TASK OBJECTIVE »
Gather from the material every line that contains the string "xlabel".

Source data »
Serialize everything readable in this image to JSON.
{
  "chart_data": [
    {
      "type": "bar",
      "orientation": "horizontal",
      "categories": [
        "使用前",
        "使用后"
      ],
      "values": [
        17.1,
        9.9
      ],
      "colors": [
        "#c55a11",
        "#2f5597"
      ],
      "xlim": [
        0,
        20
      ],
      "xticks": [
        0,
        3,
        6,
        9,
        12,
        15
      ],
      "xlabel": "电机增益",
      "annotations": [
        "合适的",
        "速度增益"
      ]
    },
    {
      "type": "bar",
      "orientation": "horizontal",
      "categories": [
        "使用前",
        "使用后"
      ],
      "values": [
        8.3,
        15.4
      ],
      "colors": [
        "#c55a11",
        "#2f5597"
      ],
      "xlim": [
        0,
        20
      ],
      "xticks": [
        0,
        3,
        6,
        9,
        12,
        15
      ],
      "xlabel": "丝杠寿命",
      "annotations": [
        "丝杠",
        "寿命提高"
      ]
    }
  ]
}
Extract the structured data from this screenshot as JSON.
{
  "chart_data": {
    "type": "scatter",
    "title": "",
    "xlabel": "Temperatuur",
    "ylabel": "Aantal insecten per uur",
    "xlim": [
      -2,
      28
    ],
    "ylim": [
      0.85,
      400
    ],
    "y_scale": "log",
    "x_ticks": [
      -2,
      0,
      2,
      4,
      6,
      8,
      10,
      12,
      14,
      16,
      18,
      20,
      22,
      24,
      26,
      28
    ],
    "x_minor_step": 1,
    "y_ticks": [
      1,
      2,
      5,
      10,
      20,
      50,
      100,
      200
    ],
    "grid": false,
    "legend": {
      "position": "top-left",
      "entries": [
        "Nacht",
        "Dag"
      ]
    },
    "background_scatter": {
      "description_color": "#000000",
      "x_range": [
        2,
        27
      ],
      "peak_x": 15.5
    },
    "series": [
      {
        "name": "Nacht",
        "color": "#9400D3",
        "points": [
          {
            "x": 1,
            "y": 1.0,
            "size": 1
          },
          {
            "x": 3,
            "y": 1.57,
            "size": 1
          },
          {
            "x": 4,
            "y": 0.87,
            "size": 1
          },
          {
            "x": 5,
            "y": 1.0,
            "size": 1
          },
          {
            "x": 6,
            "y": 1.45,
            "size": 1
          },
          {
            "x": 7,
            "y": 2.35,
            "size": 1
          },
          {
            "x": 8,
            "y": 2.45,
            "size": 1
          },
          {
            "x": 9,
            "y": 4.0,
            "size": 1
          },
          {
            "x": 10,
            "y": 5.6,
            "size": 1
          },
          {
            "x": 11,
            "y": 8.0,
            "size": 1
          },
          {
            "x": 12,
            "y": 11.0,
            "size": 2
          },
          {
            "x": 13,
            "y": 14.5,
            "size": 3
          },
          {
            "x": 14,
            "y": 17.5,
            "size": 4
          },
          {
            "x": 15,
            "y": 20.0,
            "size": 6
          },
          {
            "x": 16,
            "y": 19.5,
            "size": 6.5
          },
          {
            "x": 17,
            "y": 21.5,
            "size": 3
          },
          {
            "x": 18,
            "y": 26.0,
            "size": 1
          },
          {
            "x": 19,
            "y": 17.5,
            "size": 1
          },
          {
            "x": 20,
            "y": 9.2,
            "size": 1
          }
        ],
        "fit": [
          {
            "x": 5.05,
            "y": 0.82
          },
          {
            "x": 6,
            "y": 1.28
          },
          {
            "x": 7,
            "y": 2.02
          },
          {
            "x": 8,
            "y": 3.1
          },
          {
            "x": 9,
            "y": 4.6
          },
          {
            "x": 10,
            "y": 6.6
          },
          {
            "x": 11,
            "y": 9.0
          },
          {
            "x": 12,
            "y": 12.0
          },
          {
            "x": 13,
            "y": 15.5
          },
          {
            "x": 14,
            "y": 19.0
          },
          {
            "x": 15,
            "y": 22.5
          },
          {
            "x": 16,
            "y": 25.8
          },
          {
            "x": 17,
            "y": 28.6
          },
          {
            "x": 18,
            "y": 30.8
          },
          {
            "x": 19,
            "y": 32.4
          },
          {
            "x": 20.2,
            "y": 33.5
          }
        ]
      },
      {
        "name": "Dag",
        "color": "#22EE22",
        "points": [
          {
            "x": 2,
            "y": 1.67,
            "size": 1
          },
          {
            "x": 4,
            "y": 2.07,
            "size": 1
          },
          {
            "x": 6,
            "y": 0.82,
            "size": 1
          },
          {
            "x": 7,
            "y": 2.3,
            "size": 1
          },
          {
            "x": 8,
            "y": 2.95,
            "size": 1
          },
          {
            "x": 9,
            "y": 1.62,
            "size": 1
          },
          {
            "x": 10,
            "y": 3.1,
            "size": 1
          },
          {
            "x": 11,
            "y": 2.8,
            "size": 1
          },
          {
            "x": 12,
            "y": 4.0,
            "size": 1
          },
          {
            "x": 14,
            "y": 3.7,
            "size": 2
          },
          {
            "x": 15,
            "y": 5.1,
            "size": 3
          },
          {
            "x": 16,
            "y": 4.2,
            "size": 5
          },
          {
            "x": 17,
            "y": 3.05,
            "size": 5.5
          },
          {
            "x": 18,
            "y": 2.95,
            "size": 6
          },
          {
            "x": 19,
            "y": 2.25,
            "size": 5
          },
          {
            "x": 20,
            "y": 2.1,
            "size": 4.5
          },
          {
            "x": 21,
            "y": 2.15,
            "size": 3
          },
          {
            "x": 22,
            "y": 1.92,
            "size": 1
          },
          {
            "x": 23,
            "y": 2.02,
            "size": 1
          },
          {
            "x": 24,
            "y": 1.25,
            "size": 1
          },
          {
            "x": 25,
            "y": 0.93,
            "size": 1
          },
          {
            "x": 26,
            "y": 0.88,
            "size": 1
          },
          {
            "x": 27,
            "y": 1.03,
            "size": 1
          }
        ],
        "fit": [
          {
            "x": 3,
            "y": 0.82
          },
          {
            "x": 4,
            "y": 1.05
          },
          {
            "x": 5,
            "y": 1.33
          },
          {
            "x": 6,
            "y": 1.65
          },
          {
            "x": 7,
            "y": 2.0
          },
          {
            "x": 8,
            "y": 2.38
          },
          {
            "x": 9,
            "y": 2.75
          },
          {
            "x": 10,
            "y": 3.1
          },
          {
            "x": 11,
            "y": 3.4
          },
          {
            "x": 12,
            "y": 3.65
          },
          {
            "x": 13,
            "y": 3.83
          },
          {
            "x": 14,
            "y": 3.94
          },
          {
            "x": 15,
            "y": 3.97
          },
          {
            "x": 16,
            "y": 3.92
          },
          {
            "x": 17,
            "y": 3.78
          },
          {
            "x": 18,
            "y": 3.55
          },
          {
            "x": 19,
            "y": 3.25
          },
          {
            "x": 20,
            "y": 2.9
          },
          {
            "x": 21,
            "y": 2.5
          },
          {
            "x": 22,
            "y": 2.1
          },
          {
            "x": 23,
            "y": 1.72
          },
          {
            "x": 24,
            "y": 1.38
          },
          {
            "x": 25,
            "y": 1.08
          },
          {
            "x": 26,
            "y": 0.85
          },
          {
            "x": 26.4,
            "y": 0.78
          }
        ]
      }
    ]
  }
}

SOLUTION BELOW »
      "xlabel": "电机增益",
      "xlabel": "丝杠寿命",
    "xlabel": "Temperatuur",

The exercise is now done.